### TASK DESCRIPTION
Can you give all the records again without altering a single character?

(begin)

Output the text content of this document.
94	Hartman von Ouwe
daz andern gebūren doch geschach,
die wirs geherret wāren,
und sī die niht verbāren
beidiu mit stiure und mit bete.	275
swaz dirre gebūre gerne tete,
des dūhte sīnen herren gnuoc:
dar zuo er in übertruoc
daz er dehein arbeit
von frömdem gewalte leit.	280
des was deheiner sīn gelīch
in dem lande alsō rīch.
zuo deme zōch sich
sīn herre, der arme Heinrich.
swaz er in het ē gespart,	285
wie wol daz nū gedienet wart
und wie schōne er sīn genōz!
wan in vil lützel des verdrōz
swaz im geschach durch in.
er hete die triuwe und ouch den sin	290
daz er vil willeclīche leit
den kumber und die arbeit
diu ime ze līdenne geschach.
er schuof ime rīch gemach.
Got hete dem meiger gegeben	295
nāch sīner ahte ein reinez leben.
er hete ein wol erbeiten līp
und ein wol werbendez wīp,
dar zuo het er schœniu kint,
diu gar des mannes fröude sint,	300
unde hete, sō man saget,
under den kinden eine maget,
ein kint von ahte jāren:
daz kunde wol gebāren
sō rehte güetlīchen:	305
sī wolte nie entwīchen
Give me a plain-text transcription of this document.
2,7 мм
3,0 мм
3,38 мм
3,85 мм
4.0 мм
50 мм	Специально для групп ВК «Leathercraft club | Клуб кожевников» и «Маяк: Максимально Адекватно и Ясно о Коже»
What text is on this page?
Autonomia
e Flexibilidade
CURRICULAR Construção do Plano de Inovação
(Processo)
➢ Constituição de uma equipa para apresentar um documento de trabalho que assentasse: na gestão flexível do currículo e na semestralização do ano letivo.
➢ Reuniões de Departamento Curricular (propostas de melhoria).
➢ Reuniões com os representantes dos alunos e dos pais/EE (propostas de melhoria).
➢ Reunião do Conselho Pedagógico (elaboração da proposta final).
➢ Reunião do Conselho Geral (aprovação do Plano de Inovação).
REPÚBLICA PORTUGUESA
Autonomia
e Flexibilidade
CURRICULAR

(end)

### RESPONSE TO THIS TASK
Output the text content of this document.
94	Hartman von Ouwe
daz andern gebūren doch geschach,
die wirs geherret wāren,
und sī die niht verbāren
beidiu mit stiure und mit bete.	275
swaz dirre gebūre gerne tete,
des dūhte sīnen herren gnuoc:
dar zuo er in übertruoc
daz er dehein arbeit
von frömdem gewalte leit.	280
des was deheiner sīn gelīch
in dem lande alsō rīch.
zuo deme zōch sich
sīn herre, der arme Heinrich.
swaz er in het ē gespart,	285
wie wol daz nū gedienet wart
und wie schōne er sīn genōz!
wan in vil lützel des verdrōz
swaz im geschach durch in.
er hete die triuwe und ouch den sin	290
daz er vil willeclīche leit
den kumber und die arbeit
diu ime ze līdenne geschach.
er schuof ime rīch gemach.
Got hete dem meiger gegeben	295
nāch sīner ahte ein reinez leben.
er hete ein wol erbeiten līp
und ein wol werbendez wīp,
dar zuo het er schœniu kint,
diu gar des mannes fröude sint,	300
unde hete, sō man saget,
under den kinden eine maget,
ein kint von ahte jāren:
daz kunde wol gebāren
sō rehte güetlīchen:	305
sī wolte nie entwīchen
Give me a plain-text transcription of this document.
2,7 мм
3,0 мм
3,38 мм
3,85 мм
4.0 мм
50 мм	Специально для групп ВК «Leathercraft club | Клуб кожевников» и «Маяк: Максимально Адекватно и Ясно о Коже»
What text is on this page?
Autonomia
e Flexibilidade
CURRICULAR Construção do Plano de Inovação
(Processo)
➢ Constituição de uma equipa para apresentar um documento de trabalho que assentasse: na gestão flexível do currículo e na semestralização do ano letivo.
➢ Reuniões de Departamento Curricular (propostas de melhoria).
➢ Reuniões com os representantes dos alunos e dos pais/EE (propostas de melhoria).
➢ Reunião do Conselho Pedagógico (elaboração da proposta final).
➢ Reunião do Conselho Geral (aprovação do Plano de Inovação).
REPÚBLICA PORTUGUESA
Autonomia
e Flexibilidade
CURRICULAR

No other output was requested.